作業内容:
以下のすべてのエントリの各行を、一字も変えずにそのまま返してください。ただし画像は含めないでください。

対象エントリ:
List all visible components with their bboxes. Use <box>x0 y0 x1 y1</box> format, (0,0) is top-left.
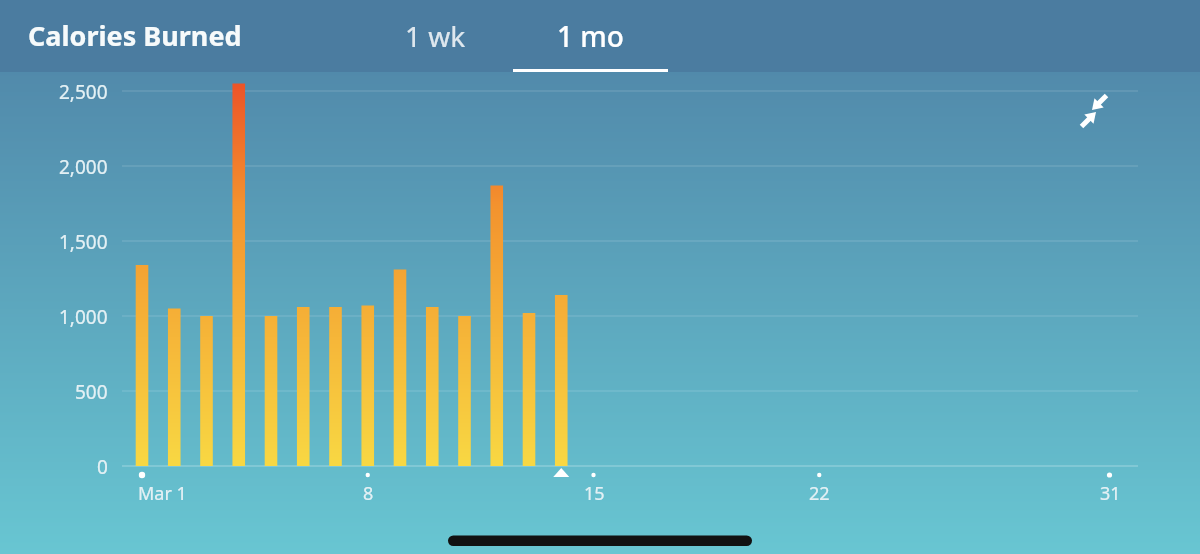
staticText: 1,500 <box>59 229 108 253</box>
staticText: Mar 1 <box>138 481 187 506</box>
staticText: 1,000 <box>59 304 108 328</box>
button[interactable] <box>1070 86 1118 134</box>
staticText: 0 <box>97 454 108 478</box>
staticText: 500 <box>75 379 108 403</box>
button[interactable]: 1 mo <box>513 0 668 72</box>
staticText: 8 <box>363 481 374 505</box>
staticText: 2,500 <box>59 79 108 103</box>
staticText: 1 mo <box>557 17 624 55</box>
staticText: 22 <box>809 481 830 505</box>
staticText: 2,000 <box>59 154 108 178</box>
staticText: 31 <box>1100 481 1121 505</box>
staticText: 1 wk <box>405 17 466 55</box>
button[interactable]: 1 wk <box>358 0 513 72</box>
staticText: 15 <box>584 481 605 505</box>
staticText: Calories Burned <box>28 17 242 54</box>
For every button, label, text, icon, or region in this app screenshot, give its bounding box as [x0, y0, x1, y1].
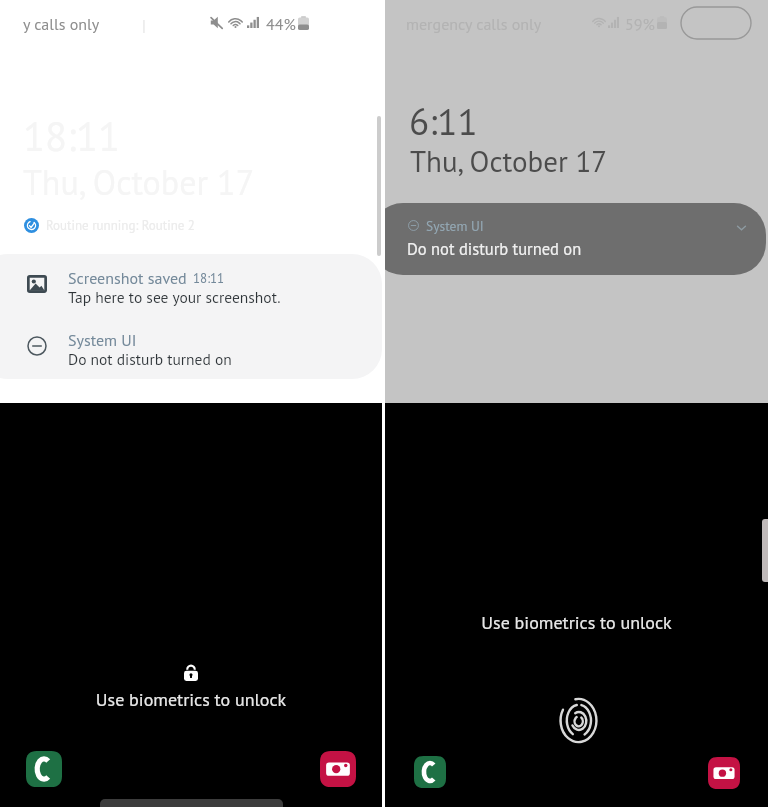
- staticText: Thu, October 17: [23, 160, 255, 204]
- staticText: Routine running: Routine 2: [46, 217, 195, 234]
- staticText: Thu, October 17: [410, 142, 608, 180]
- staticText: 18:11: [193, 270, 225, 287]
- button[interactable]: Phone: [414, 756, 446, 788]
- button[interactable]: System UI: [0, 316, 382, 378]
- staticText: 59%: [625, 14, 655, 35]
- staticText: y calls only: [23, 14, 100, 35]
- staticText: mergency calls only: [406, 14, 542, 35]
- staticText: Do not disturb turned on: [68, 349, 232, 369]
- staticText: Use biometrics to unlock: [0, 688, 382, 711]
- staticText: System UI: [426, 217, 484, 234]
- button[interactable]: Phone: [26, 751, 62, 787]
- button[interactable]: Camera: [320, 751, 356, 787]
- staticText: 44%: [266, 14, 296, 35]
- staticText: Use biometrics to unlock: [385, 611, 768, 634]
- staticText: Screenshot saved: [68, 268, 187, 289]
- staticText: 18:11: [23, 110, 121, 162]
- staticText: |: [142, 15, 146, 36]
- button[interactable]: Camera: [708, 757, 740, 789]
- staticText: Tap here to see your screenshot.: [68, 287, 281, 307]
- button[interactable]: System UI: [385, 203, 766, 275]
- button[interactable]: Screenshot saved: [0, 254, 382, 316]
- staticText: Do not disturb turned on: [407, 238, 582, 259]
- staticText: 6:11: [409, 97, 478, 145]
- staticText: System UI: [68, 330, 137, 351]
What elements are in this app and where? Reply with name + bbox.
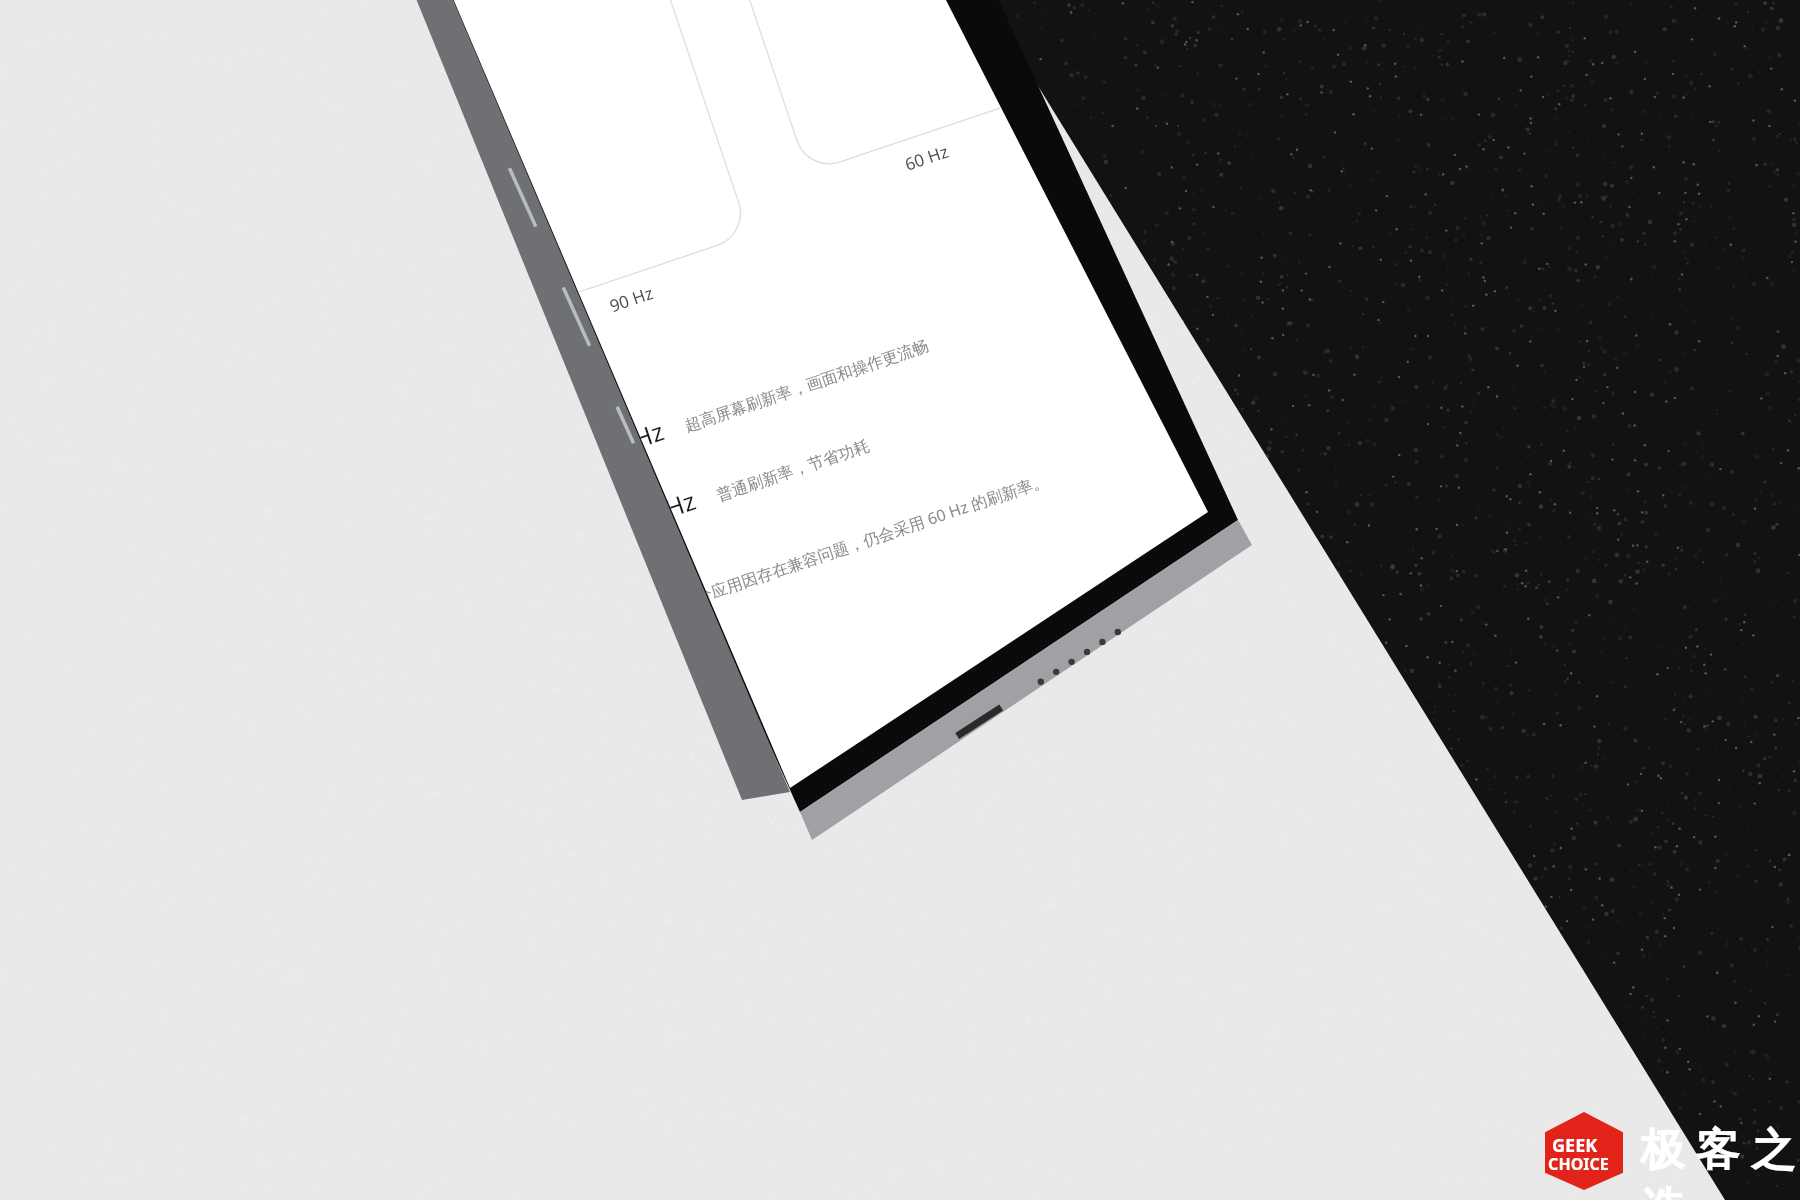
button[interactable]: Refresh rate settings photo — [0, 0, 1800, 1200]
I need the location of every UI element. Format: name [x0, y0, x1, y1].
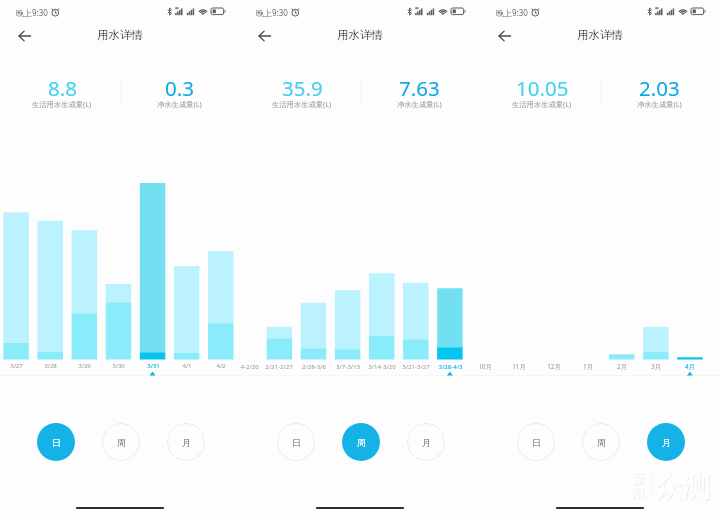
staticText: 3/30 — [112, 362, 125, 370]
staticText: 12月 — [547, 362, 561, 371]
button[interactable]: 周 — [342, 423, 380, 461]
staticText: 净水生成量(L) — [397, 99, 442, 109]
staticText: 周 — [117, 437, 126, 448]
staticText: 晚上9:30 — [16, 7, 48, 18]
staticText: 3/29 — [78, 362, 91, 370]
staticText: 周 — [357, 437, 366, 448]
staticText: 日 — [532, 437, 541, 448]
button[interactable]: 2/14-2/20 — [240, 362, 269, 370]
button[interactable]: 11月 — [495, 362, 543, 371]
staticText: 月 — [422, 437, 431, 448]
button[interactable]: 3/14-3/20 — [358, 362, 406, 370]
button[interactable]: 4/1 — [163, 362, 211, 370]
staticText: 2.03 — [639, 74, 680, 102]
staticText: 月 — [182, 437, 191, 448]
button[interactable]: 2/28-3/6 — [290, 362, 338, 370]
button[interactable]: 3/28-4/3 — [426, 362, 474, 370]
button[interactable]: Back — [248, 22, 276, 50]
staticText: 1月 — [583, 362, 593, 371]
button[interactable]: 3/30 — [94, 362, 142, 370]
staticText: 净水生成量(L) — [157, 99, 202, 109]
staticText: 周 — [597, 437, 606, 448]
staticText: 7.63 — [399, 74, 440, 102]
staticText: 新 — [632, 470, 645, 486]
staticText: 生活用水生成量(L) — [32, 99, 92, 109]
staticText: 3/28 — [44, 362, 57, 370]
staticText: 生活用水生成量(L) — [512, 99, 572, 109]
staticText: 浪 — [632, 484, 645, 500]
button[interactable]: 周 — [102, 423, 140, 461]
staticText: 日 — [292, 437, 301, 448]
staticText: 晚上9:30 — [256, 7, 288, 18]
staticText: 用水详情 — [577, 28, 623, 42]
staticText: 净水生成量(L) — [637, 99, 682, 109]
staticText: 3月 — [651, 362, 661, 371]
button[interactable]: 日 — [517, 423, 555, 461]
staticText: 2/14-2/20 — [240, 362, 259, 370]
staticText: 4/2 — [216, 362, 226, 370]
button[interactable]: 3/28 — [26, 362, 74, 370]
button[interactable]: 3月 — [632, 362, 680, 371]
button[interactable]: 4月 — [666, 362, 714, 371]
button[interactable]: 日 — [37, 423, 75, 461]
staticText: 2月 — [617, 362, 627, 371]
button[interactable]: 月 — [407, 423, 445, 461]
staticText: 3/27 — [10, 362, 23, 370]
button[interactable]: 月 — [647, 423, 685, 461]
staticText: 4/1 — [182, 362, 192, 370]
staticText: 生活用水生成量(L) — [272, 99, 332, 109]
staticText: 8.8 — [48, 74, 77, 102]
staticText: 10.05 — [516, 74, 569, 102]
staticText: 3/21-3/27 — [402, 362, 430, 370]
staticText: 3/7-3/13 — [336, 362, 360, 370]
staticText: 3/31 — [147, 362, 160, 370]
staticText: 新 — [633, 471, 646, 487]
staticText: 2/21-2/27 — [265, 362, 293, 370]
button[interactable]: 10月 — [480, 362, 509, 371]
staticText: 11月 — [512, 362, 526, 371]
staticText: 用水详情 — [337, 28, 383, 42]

解答:
List all visible components with their bboxes. Use <box>x0 y0 x1 y1</box> format, (0,0) is top-left.
staticText: 1,500 <box>59 229 108 253</box>
staticText: Mar 1 <box>138 481 187 506</box>
staticText: 1,000 <box>59 304 108 328</box>
button[interactable] <box>1070 86 1118 134</box>
staticText: 0 <box>97 454 108 478</box>
staticText: 500 <box>75 379 108 403</box>
button[interactable]: 1 mo <box>513 0 668 72</box>
staticText: 8 <box>363 481 374 505</box>
staticText: 2,500 <box>59 79 108 103</box>
staticText: 1 mo <box>557 17 624 55</box>
staticText: 22 <box>809 481 830 505</box>
staticText: 2,000 <box>59 154 108 178</box>
staticText: 31 <box>1100 481 1121 505</box>
staticText: 1 wk <box>405 17 466 55</box>
button[interactable]: 1 wk <box>358 0 513 72</box>
staticText: 15 <box>584 481 605 505</box>
staticText: Calories Burned <box>28 17 242 54</box>
For every button, label, text, icon, or region in this app screenshot, give its bounding box as [x0, y0, x1, y1].
- staticText: Thu, October 17: [23, 160, 255, 204]
- staticText: Routine running: Routine 2: [46, 217, 195, 234]
- staticText: Thu, October 17: [410, 142, 608, 180]
- staticText: 18:11: [193, 270, 225, 287]
- button[interactable]: Phone: [414, 756, 446, 788]
- button[interactable]: System UI: [0, 316, 382, 378]
- staticText: 59%: [625, 14, 655, 35]
- staticText: y calls only: [23, 14, 100, 35]
- staticText: mergency calls only: [406, 14, 542, 35]
- staticText: Do not disturb turned on: [68, 349, 232, 369]
- staticText: Use biometrics to unlock: [0, 688, 382, 711]
- staticText: System UI: [426, 217, 484, 234]
- button[interactable]: Phone: [26, 751, 62, 787]
- button[interactable]: Camera: [320, 751, 356, 787]
- staticText: 44%: [266, 14, 296, 35]
- staticText: Use biometrics to unlock: [385, 611, 768, 634]
- staticText: Screenshot saved: [68, 268, 187, 289]
- staticText: 18:11: [23, 110, 121, 162]
- staticText: |: [142, 15, 146, 36]
- button[interactable]: Camera: [708, 757, 740, 789]
- staticText: Tap here to see your screenshot.: [68, 287, 281, 307]
- button[interactable]: System UI: [385, 203, 766, 275]
- button[interactable]: Screenshot saved: [0, 254, 382, 316]
- staticText: Do not disturb turned on: [407, 238, 582, 259]
- staticText: 6:11: [409, 97, 478, 145]
- staticText: System UI: [68, 330, 137, 351]
What elements are in this app and where? Reply with name + bbox.
button[interactable]: Refresh rate settings photo — [0, 0, 1800, 1200]
I need the location of every UI element. Format: name [x0, y0, x1, y1].
staticText: 3/30 — [112, 362, 125, 370]
staticText: 12月 — [547, 362, 561, 371]
button[interactable]: 周 — [342, 423, 380, 461]
staticText: 净水生成量(L) — [397, 99, 442, 109]
staticText: 周 — [117, 437, 126, 448]
staticText: 晚上9:30 — [16, 7, 48, 18]
staticText: 3/29 — [78, 362, 91, 370]
staticText: 周 — [357, 437, 366, 448]
staticText: 日 — [532, 437, 541, 448]
button[interactable]: 2/14-2/20 — [240, 362, 269, 370]
button[interactable]: 11月 — [495, 362, 543, 371]
staticText: 月 — [422, 437, 431, 448]
button[interactable]: 3/14-3/20 — [358, 362, 406, 370]
button[interactable]: 4/1 — [163, 362, 211, 370]
staticText: 2.03 — [639, 74, 680, 102]
staticText: 月 — [182, 437, 191, 448]
button[interactable]: 2/28-3/6 — [290, 362, 338, 370]
button[interactable]: 3/28-4/3 — [426, 362, 474, 370]
button[interactable]: Back — [248, 22, 276, 50]
staticText: 1月 — [583, 362, 593, 371]
button[interactable]: 3/30 — [94, 362, 142, 370]
staticText: 净水生成量(L) — [157, 99, 202, 109]
staticText: 周 — [597, 437, 606, 448]
staticText: 7.63 — [399, 74, 440, 102]
staticText: 新 — [632, 470, 645, 486]
staticText: 生活用水生成量(L) — [32, 99, 92, 109]
staticText: 3/28 — [44, 362, 57, 370]
staticText: 生活用水生成量(L) — [512, 99, 572, 109]
staticText: 浪 — [632, 484, 645, 500]
button[interactable]: 周 — [102, 423, 140, 461]
staticText: 日 — [292, 437, 301, 448]
staticText: 晚上9:30 — [256, 7, 288, 18]
staticText: 用水详情 — [577, 28, 623, 42]
staticText: 净水生成量(L) — [637, 99, 682, 109]
staticText: 3月 — [651, 362, 661, 371]
button[interactable]: 日 — [517, 423, 555, 461]
staticText: 2/14-2/20 — [240, 362, 259, 370]
staticText: 4/2 — [216, 362, 226, 370]
button[interactable]: 3/28 — [26, 362, 74, 370]
button[interactable]: 3月 — [632, 362, 680, 371]
button[interactable]: 4月 — [666, 362, 714, 371]
button[interactable]: 日 — [37, 423, 75, 461]
staticText: 2月 — [617, 362, 627, 371]
button[interactable]: 月 — [407, 423, 445, 461]
staticText: 3/27 — [10, 362, 23, 370]
button[interactable]: 月 — [647, 423, 685, 461]
staticText: 4/1 — [182, 362, 192, 370]
staticText: 生活用水生成量(L) — [272, 99, 332, 109]
staticText: 8.8 — [48, 74, 77, 102]
staticText: 10.05 — [516, 74, 569, 102]
staticText: 3/21-3/27 — [402, 362, 430, 370]
staticText: 3/7-3/13 — [336, 362, 360, 370]
staticText: 3/31 — [147, 362, 160, 370]
staticText: 新 — [633, 471, 646, 487]
staticText: 2/21-2/27 — [265, 362, 293, 370]
button[interactable]: 10月 — [480, 362, 509, 371]
staticText: 11月 — [512, 362, 526, 371]
staticText: 用水详情 — [337, 28, 383, 42]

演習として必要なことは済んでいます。